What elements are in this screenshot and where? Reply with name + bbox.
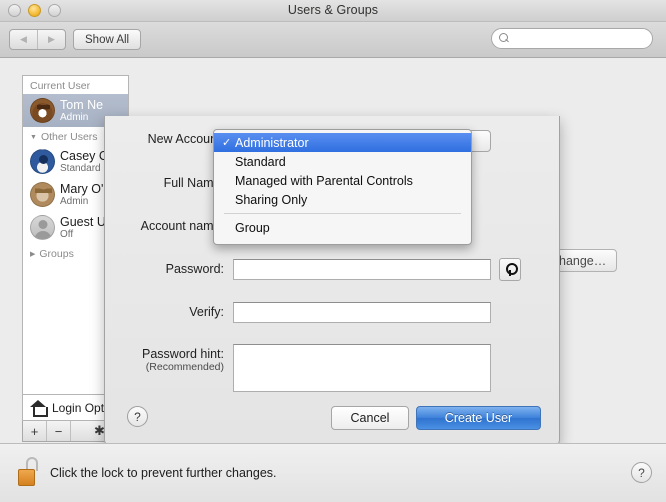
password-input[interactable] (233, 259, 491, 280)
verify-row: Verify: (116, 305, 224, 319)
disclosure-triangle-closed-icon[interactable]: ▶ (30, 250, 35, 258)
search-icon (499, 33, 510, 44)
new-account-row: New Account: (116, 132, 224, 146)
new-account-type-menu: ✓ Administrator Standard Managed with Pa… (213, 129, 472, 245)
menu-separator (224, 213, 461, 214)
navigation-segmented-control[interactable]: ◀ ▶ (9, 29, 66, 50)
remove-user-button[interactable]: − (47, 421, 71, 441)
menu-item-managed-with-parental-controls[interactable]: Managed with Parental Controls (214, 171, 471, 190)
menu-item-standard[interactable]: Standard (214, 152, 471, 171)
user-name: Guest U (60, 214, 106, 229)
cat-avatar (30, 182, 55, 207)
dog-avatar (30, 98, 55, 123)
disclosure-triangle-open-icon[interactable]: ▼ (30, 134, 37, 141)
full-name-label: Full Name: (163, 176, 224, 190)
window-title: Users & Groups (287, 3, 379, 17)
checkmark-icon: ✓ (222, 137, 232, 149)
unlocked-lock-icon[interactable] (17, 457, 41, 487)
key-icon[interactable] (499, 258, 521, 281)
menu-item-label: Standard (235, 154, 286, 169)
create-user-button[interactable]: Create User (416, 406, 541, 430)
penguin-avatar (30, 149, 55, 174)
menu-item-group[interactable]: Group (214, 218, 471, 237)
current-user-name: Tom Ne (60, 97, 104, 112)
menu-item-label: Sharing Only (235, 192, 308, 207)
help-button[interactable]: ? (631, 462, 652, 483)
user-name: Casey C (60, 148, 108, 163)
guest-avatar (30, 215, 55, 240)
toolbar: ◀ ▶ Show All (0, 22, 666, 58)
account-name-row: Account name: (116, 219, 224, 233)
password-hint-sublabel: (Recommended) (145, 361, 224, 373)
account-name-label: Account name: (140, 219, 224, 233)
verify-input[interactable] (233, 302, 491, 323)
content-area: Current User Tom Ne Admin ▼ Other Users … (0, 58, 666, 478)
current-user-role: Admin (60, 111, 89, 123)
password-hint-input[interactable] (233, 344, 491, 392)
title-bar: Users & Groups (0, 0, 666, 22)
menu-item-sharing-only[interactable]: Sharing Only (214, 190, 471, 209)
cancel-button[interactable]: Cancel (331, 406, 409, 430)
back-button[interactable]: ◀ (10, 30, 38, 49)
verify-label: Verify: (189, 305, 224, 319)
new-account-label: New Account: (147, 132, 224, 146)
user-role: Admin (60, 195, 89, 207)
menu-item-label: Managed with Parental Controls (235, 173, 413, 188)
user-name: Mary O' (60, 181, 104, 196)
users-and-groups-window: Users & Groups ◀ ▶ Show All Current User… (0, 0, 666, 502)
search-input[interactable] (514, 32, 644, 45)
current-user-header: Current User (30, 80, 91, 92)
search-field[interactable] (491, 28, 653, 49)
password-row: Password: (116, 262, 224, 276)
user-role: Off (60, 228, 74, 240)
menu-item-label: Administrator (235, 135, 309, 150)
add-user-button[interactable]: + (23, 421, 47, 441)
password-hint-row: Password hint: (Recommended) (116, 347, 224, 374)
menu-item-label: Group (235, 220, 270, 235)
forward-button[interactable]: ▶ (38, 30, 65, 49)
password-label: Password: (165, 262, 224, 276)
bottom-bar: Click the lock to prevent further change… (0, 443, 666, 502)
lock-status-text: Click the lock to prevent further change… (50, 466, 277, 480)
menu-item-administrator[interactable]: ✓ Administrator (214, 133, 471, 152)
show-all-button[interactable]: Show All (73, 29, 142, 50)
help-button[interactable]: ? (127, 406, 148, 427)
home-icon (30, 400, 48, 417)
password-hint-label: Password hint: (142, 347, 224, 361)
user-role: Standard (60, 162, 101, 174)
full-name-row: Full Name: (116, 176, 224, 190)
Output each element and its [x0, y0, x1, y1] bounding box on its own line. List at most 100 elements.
#####
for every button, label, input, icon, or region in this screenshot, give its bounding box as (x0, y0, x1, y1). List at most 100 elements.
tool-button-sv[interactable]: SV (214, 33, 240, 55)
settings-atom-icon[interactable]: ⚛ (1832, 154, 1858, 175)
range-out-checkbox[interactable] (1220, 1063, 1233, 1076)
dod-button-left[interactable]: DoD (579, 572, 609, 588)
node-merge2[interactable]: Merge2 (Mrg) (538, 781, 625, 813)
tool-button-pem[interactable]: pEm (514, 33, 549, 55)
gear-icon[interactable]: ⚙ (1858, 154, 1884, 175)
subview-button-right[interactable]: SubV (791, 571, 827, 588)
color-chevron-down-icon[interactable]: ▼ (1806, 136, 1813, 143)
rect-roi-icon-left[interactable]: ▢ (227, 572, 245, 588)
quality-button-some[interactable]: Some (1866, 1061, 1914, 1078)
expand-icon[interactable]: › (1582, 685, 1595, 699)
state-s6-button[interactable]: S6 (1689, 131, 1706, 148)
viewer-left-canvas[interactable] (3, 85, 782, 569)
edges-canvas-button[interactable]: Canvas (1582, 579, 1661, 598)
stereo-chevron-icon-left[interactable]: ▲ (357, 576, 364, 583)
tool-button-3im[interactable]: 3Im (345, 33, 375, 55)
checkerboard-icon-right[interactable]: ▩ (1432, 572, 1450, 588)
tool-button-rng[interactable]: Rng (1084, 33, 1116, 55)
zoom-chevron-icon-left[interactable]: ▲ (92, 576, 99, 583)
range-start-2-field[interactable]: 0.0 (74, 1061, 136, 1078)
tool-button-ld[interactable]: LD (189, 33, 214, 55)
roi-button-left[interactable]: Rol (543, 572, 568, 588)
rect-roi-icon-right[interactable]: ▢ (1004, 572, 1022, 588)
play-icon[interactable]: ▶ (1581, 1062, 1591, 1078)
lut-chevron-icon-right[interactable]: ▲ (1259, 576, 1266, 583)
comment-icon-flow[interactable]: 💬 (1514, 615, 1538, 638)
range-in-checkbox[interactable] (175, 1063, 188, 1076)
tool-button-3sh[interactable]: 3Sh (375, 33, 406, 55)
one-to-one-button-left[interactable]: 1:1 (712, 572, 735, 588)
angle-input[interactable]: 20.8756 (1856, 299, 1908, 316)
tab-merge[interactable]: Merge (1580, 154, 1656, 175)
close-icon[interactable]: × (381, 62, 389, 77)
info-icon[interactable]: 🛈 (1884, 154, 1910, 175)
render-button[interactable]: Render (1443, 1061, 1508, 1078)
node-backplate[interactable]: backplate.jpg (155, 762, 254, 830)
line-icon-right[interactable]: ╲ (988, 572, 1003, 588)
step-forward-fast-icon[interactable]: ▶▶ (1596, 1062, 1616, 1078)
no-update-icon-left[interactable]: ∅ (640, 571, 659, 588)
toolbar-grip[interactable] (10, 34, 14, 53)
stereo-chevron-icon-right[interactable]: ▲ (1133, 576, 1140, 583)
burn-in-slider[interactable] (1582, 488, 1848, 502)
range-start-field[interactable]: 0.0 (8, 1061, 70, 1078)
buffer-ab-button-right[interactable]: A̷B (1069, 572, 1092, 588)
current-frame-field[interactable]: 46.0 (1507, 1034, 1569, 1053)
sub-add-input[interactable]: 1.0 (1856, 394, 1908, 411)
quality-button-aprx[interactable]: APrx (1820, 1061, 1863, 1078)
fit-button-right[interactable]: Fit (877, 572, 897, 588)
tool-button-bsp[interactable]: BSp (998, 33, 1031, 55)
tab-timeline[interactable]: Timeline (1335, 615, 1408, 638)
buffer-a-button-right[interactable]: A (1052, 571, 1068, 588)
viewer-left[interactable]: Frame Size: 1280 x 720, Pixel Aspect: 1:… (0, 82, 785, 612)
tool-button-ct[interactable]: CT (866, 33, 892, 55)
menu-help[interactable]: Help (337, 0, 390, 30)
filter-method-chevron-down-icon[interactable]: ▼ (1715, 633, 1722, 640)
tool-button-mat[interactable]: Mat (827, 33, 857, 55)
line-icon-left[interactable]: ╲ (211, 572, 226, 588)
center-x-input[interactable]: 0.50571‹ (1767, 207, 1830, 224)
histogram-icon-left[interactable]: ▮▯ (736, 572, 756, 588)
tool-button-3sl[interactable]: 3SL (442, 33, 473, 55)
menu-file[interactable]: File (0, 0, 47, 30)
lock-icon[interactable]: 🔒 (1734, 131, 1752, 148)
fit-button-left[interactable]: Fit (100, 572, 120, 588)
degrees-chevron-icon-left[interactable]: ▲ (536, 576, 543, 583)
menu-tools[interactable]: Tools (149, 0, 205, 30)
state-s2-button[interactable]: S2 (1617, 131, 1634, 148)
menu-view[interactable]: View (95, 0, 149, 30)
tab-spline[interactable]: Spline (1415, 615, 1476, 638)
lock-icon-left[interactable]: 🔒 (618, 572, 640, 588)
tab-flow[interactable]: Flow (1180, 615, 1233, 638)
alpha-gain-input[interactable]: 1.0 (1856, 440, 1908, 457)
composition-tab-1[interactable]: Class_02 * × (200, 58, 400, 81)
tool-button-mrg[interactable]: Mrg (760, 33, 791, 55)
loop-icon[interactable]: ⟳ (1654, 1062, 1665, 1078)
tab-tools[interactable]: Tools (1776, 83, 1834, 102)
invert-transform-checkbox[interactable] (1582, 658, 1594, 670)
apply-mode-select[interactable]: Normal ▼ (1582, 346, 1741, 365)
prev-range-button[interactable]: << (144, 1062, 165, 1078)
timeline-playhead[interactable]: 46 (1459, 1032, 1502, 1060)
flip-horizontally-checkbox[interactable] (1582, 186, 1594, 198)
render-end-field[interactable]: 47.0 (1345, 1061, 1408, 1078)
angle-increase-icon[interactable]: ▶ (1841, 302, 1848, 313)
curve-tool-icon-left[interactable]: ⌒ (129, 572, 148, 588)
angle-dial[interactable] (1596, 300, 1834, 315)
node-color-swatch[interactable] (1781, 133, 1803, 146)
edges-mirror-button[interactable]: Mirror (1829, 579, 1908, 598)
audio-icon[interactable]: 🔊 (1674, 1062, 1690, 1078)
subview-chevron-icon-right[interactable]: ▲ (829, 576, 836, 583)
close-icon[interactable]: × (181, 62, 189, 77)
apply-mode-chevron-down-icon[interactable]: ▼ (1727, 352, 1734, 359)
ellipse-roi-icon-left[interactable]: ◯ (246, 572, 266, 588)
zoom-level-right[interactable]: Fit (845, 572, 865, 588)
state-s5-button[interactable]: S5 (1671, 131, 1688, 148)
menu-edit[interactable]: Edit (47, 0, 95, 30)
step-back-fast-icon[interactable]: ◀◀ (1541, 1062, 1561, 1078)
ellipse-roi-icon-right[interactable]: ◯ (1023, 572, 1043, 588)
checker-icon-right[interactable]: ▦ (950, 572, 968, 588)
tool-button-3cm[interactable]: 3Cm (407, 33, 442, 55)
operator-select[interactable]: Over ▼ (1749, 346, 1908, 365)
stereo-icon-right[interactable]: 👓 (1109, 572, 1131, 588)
#####
» Required task
Repeat the records starting with the line that contains "password-input[interactable] (233, 259, 491, 280)" and going on through the line that contains "menu-item-label: Managed with", reproducing them without any change.

» Task solution
password-input[interactable] (233, 259, 491, 280)
verify-row: Verify: (116, 305, 224, 319)
disclosure-triangle-closed-icon[interactable]: ▶ (30, 250, 35, 258)
search-icon (499, 33, 510, 44)
new-account-row: New Account: (116, 132, 224, 146)
new-account-type-menu: ✓ Administrator Standard Managed with Pa… (213, 129, 472, 245)
menu-separator (224, 213, 461, 214)
navigation-segmented-control[interactable]: ◀ ▶ (9, 29, 66, 50)
remove-user-button[interactable]: − (47, 421, 71, 441)
menu-item-managed-with-parental-controls[interactable]: Managed with Parental Controls (214, 171, 471, 190)
menu-item-standard[interactable]: Standard (214, 152, 471, 171)
user-name: Guest U (60, 214, 106, 229)
cat-avatar (30, 182, 55, 207)
dog-avatar (30, 98, 55, 123)
disclosure-triangle-open-icon[interactable]: ▼ (30, 134, 37, 141)
full-name-label: Full Name: (163, 176, 224, 190)
window-title: Users & Groups (287, 3, 379, 17)
checkmark-icon: ✓ (222, 137, 232, 149)
unlocked-lock-icon[interactable] (17, 457, 41, 487)
key-icon[interactable] (499, 258, 521, 281)
menu-item-label: Standard (235, 154, 286, 169)
create-user-button[interactable]: Create User (416, 406, 541, 430)
penguin-avatar (30, 149, 55, 174)
menu-item-group[interactable]: Group (214, 218, 471, 237)
current-user-name: Tom Ne (60, 97, 104, 112)
menu-item-label: Sharing Only (235, 192, 308, 207)
help-button[interactable]: ? (631, 462, 652, 483)
user-name: Casey C (60, 148, 108, 163)
guest-avatar (30, 215, 55, 240)
toolbar: ◀ ▶ Show All (0, 22, 666, 58)
account-name-row: Account name: (116, 219, 224, 233)
password-hint-sublabel: (Recommended) (145, 361, 224, 373)
account-name-label: Account name: (140, 219, 224, 233)
verify-input[interactable] (233, 302, 491, 323)
content-area: Current User Tom Ne Admin ▼ Other Users … (0, 58, 666, 478)
current-user-role: Admin (60, 111, 89, 123)
password-hint-input[interactable] (233, 344, 491, 392)
title-bar: Users & Groups (0, 0, 666, 22)
menu-item-sharing-only[interactable]: Sharing Only (214, 190, 471, 209)
cancel-button[interactable]: Cancel (331, 406, 409, 430)
back-button[interactable]: ◀ (10, 30, 38, 49)
verify-label: Verify: (189, 305, 224, 319)
new-account-label: New Account: (147, 132, 224, 146)
user-role: Admin (60, 195, 89, 207)
menu-item-label: Managed with Parental Controls (235, 173, 413, 188)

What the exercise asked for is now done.